* [Short exercise]: Write out all of the entries exactly as given.

Data items
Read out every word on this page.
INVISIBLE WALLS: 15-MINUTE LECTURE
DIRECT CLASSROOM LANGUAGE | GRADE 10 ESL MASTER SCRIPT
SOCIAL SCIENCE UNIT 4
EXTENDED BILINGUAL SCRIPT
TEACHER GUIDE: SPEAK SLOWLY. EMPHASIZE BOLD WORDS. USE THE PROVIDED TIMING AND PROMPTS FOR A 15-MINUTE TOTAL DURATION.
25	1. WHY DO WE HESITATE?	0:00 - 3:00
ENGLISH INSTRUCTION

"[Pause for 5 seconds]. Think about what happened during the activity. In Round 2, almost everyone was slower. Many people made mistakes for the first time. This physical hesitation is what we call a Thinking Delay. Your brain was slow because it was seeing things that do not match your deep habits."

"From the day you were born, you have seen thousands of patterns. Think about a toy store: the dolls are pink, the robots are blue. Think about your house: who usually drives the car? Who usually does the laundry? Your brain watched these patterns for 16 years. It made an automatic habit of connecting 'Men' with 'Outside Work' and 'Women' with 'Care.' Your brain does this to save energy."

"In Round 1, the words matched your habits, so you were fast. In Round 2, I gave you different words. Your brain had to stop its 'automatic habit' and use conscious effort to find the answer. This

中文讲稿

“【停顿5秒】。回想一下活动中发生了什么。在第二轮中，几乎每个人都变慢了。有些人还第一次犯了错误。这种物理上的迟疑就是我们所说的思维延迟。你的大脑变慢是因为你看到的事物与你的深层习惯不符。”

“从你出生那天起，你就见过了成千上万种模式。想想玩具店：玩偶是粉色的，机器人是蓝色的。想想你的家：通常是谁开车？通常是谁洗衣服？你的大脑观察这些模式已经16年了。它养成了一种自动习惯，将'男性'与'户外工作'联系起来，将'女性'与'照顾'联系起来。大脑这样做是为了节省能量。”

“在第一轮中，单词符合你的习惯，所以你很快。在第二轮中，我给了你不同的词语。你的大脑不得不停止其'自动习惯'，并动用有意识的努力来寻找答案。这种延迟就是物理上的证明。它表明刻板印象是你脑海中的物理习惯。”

* [Final answer]:
Read out every word on this page.
INVISIBLE WALLS: 15-MINUTE LECTURE
DIRECT CLASSROOM LANGUAGE | GRADE 10 ESL MASTER SCRIPT
SOCIAL SCIENCE UNIT 4
EXTENDED BILINGUAL SCRIPT
TEACHER GUIDE: SPEAK SLOWLY. EMPHASIZE BOLD WORDS. USE THE PROVIDED TIMING AND PROMPTS FOR A 15-MINUTE TOTAL DURATION.
25	1. WHY DO WE HESITATE?	0:00 - 3:00
ENGLISH INSTRUCTION

"[Pause for 5 seconds]. Think about what happened during the activity. In Round 2, almost everyone was slower. Many people made mistakes for the first time. This physical hesitation is what we call a Thinking Delay. Your brain was slow because it was seeing things that do not match your deep habits."

"From the day you were born, you have seen thousands of patterns. Think about a toy store: the dolls are pink, the robots are blue. Think about your house: who usually drives the car? Who usually does the laundry? Your brain watched these patterns for 16 years. It made an automatic habit of connecting 'Men' with 'Outside Work' and 'Women' with 'Care.' Your brain does this to save energy."

"In Round 1, the words matched your habits, so you were fast. In Round 2, I gave you different words. Your brain had to stop its 'automatic habit' and use conscious effort to find the answer. This

中文讲稿

“【停顿5秒】。回想一下活动中发生了什么。在第二轮中，几乎每个人都变慢了。有些人还第一次犯了错误。这种物理上的迟疑就是我们所说的思维延迟。你的大脑变慢是因为你看到的事物与你的深层习惯不符。”

“从你出生那天起，你就见过了成千上万种模式。想想玩具店：玩偶是粉色的，机器人是蓝色的。想想你的家：通常是谁开车？通常是谁洗衣服？你的大脑观察这些模式已经16年了。它养成了一种自动习惯，将'男性'与'户外工作'联系起来，将'女性'与'照顾'联系起来。大脑这样做是为了节省能量。”

“在第一轮中，单词符合你的习惯，所以你很快。在第二轮中，我给了你不同的词语。你的大脑不得不停止其'自动习惯'，并动用有意识的努力来寻找答案。这种延迟就是物理上的证明。它表明刻板印象是你脑海中的物理习惯。”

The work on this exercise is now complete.